TASK TO CARRY OUT:
Check each line of the listing for the word "toku" and give only the number of lines that have it.

LISTED RECORDS:
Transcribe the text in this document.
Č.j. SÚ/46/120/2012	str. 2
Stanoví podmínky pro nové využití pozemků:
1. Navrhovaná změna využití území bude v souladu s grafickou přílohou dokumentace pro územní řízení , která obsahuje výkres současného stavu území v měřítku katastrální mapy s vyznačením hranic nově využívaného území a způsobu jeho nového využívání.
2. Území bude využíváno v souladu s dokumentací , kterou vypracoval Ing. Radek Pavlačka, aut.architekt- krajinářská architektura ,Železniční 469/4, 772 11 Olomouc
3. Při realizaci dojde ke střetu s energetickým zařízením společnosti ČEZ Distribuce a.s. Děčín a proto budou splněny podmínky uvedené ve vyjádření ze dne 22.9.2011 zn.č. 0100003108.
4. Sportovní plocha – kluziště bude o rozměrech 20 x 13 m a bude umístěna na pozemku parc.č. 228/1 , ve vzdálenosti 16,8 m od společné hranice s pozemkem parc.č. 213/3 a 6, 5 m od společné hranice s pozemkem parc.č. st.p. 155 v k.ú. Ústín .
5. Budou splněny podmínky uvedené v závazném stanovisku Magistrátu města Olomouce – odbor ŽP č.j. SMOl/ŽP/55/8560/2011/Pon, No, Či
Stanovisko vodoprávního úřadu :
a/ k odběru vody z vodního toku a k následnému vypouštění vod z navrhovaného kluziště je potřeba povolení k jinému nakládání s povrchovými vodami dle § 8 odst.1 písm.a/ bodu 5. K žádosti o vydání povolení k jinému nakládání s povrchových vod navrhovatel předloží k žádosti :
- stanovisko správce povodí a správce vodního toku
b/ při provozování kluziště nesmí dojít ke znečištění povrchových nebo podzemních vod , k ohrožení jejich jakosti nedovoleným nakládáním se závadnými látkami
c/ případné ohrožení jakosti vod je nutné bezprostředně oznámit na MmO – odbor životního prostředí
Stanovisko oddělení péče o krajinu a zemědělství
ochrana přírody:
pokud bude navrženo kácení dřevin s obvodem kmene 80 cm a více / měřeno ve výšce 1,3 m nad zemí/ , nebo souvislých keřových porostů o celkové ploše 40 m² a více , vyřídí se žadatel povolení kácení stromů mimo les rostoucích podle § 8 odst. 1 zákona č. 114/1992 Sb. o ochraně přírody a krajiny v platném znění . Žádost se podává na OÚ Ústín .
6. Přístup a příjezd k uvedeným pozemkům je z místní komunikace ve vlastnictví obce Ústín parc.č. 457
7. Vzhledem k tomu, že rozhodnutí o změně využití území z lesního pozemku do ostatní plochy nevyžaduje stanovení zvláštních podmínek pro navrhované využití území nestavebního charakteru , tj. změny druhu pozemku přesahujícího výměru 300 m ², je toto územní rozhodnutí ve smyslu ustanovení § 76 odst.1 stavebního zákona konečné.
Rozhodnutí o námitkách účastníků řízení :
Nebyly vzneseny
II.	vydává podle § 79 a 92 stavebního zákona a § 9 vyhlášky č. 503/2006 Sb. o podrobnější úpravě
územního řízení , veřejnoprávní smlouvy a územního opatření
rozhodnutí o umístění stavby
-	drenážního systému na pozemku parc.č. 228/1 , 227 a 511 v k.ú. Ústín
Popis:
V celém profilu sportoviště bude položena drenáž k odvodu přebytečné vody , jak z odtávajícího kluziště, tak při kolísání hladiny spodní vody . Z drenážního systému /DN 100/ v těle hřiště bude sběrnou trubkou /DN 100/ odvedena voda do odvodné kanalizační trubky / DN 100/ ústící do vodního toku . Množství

ANSWER FOR THIS EXERCISE:
3